----- PROVIDED RECORDS

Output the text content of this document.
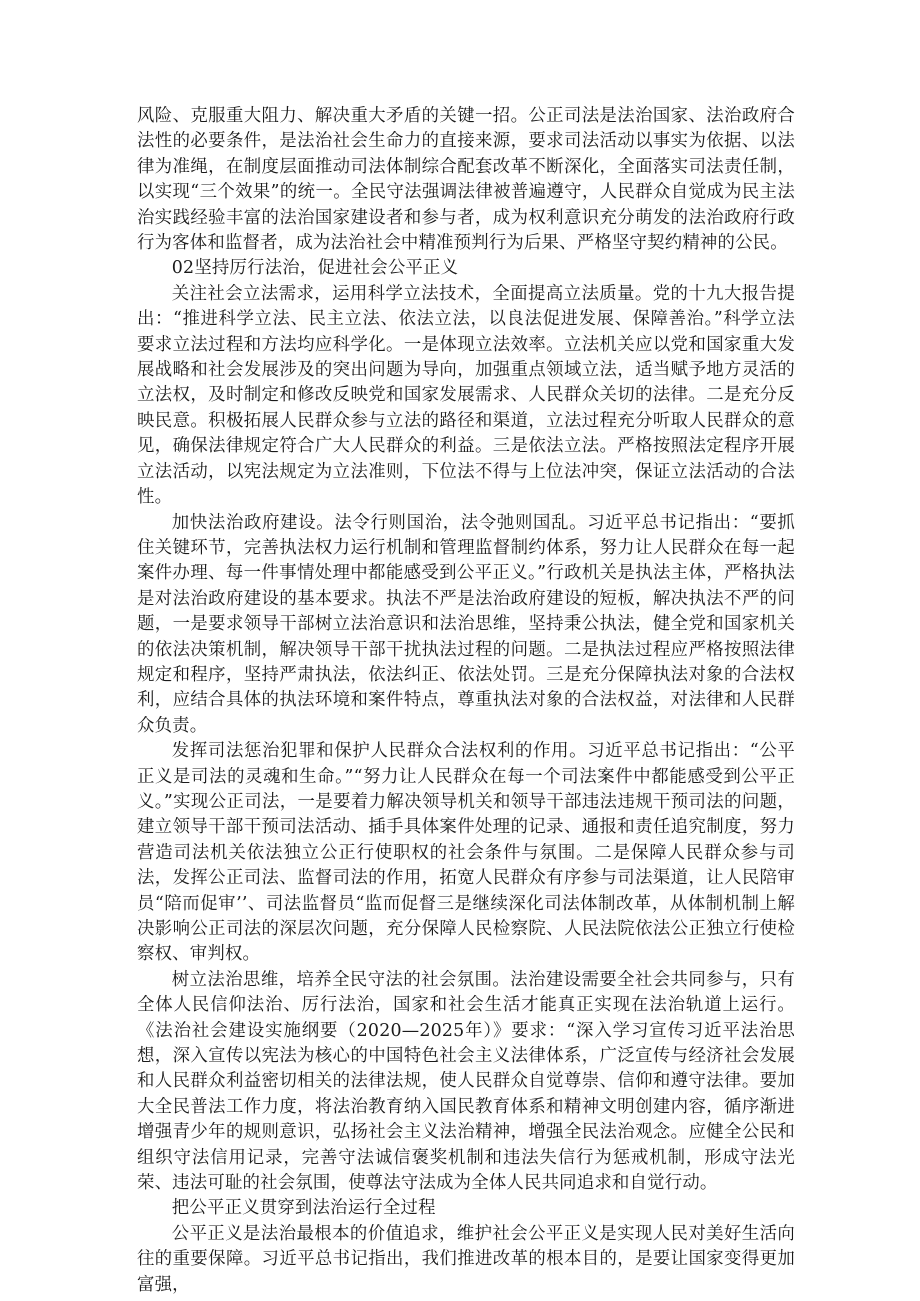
风险、克服重大阻力、解决重大矛盾的关键一招。公正司法是法治国家、法治政府合法性的必要条件，是法治社会生命力的直接来源，要求司法活动以事实为依据、以法律为准绳，在制度层面推动司法体制综合配套改革不断深化，全面落实司法责任制，以实现“三个效果”的统一。全民守法强调法律被普遍遵守，人民群众自觉成为民主法治实践经验丰富的法治国家建设者和参与者，成为权利意识充分萌发的法治政府行政行为客体和监督者，成为法治社会中精准预判行为后果、严格坚守契约精神的公民。

02坚持厉行法治，促进社会公平正义

关注社会立法需求，运用科学立法技术，全面提高立法质量。党的十九大报告提出：“推进科学立法、民主立法、依法立法，以良法促进发展、保障善治。”科学立法要求立法过程和方法均应科学化。一是体现立法效率。立法机关应以党和国家重大发展战略和社会发展涉及的突出问题为导向，加强重点领域立法，适当赋予地方灵活的立法权，及时制定和修改反映党和国家发展需求、人民群众关切的法律。二是充分反映民意。积极拓展人民群众参与立法的路径和渠道，立法过程充分听取人民群众的意见，确保法律规定符合广大人民群众的利益。三是依法立法。严格按照法定程序开展立法活动，以宪法规定为立法准则，下位法不得与上位法冲突，保证立法活动的合法性。

加快法治政府建设。法令行则国治，法令弛则国乱。习近平总书记指出：“要抓住关键环节，完善执法权力运行机制和管理监督制约体系，努力让人民群众在每一起案件办理、每一件事情处理中都能感受到公平正义。”行政机关是执法主体，严格执法是对法治政府建设的基本要求。执法不严是法治政府建设的短板，解决执法不严的问题，一是要求领导干部树立法治意识和法治思维，坚持秉公执法，健全党和国家机关的依法决策机制，解决领导干部干扰执法过程的问题。二是执法过程应严格按照法律规定和程序，坚持严肃执法，依法纠正、依法处罚。三是充分保障执法对象的合法权利，应结合具体的执法环境和案件特点，尊重执法对象的合法权益，对法律和人民群众负责。

发挥司法惩治犯罪和保护人民群众合法权利的作用。习近平总书记指出：“公平正义是司法的灵魂和生命。”“努力让人民群众在每一个司法案件中都能感受到公平正义。”实现公正司法，一是要着力解决领导机关和领导干部违法违规干预司法的问题，建立领导干部干预司法活动、插手具体案件处理的记录、通报和责任追究制度，努力营造司法机关依法独立公正行使职权的社会条件与氛围。二是保障人民群众参与司法，发挥公正司法、监督司法的作用，拓宽人民群众有序参与司法渠道，让人民陪审员“陪而促审’’、司法监督员“监而促督三是继续深化司法体制改革，从体制机制上解决影响公正司法的深层次问题，充分保障人民检察院、人民法院依法公正独立行使检察权、审判权。

树立法治思维，培养全民守法的社会氛围。法治建设需要全社会共同参与，只有全体人民信仰法治、厉行法治，国家和社会生活才能真正实现在法治轨道上运行。《法治社会建设实施纲要（2020—2025年）》要求：“深入学习宣传习近平法治思想，深入宣传以宪法为核心的中国特色社会主义法律体系，广泛宣传与经济社会发展和人民群众利益密切相关的法律法规，使人民群众自觉尊崇、信仰和遵守法律。要加大全民普法工作力度，将法治教育纳入国民教育体系和精神文明创建内容，循序渐进增强青少年的规则意识，弘扬社会主义法治精神，增强全民法治观念。应健全公民和组织守法信用记录，完善守法诚信褒奖机制和违法失信行为惩戒机制，形成守法光荣、违法可耻的社会氛围，使尊法守法成为全体人民共同追求和自觉行动。

把公平正义贯穿到法治运行全过程

公平正义是法治最根本的价值追求，维护社会公平正义是实现人民对美好生活向往的重要保障。习近平总书记指出，我们推进改革的根本目的，是要让国家变得更加富强，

----------

WORK REQUIRED
Copy all the data exactly as written, but skip any picture.

TASK ANSWER
Output the text content of this document.
风险、克服重大阻力、解决重大矛盾的关键一招。公正司法是法治国家、法治政府合法性的必要条件，是法治社会生命力的直接来源，要求司法活动以事实为依据、以法律为准绳，在制度层面推动司法体制综合配套改革不断深化，全面落实司法责任制，以实现“三个效果”的统一。全民守法强调法律被普遍遵守，人民群众自觉成为民主法治实践经验丰富的法治国家建设者和参与者，成为权利意识充分萌发的法治政府行政行为客体和监督者，成为法治社会中精准预判行为后果、严格坚守契约精神的公民。

02坚持厉行法治，促进社会公平正义

关注社会立法需求，运用科学立法技术，全面提高立法质量。党的十九大报告提出：“推进科学立法、民主立法、依法立法，以良法促进发展、保障善治。”科学立法要求立法过程和方法均应科学化。一是体现立法效率。立法机关应以党和国家重大发展战略和社会发展涉及的突出问题为导向，加强重点领域立法，适当赋予地方灵活的立法权，及时制定和修改反映党和国家发展需求、人民群众关切的法律。二是充分反映民意。积极拓展人民群众参与立法的路径和渠道，立法过程充分听取人民群众的意见，确保法律规定符合广大人民群众的利益。三是依法立法。严格按照法定程序开展立法活动，以宪法规定为立法准则，下位法不得与上位法冲突，保证立法活动的合法性。

加快法治政府建设。法令行则国治，法令弛则国乱。习近平总书记指出：“要抓住关键环节，完善执法权力运行机制和管理监督制约体系，努力让人民群众在每一起案件办理、每一件事情处理中都能感受到公平正义。”行政机关是执法主体，严格执法是对法治政府建设的基本要求。执法不严是法治政府建设的短板，解决执法不严的问题，一是要求领导干部树立法治意识和法治思维，坚持秉公执法，健全党和国家机关的依法决策机制，解决领导干部干扰执法过程的问题。二是执法过程应严格按照法律规定和程序，坚持严肃执法，依法纠正、依法处罚。三是充分保障执法对象的合法权利，应结合具体的执法环境和案件特点，尊重执法对象的合法权益，对法律和人民群众负责。

发挥司法惩治犯罪和保护人民群众合法权利的作用。习近平总书记指出：“公平正义是司法的灵魂和生命。”“努力让人民群众在每一个司法案件中都能感受到公平正义。”实现公正司法，一是要着力解决领导机关和领导干部违法违规干预司法的问题，建立领导干部干预司法活动、插手具体案件处理的记录、通报和责任追究制度，努力营造司法机关依法独立公正行使职权的社会条件与氛围。二是保障人民群众参与司法，发挥公正司法、监督司法的作用，拓宽人民群众有序参与司法渠道，让人民陪审员“陪而促审’’、司法监督员“监而促督三是继续深化司法体制改革，从体制机制上解决影响公正司法的深层次问题，充分保障人民检察院、人民法院依法公正独立行使检察权、审判权。

树立法治思维，培养全民守法的社会氛围。法治建设需要全社会共同参与，只有全体人民信仰法治、厉行法治，国家和社会生活才能真正实现在法治轨道上运行。《法治社会建设实施纲要（2020—2025年）》要求：“深入学习宣传习近平法治思想，深入宣传以宪法为核心的中国特色社会主义法律体系，广泛宣传与经济社会发展和人民群众利益密切相关的法律法规，使人民群众自觉尊崇、信仰和遵守法律。要加大全民普法工作力度，将法治教育纳入国民教育体系和精神文明创建内容，循序渐进增强青少年的规则意识，弘扬社会主义法治精神，增强全民法治观念。应健全公民和组织守法信用记录，完善守法诚信褒奖机制和违法失信行为惩戒机制，形成守法光荣、违法可耻的社会氛围，使尊法守法成为全体人民共同追求和自觉行动。

把公平正义贯穿到法治运行全过程

公平正义是法治最根本的价值追求，维护社会公平正义是实现人民对美好生活向往的重要保障。习近平总书记指出，我们推进改革的根本目的，是要让国家变得更加富强，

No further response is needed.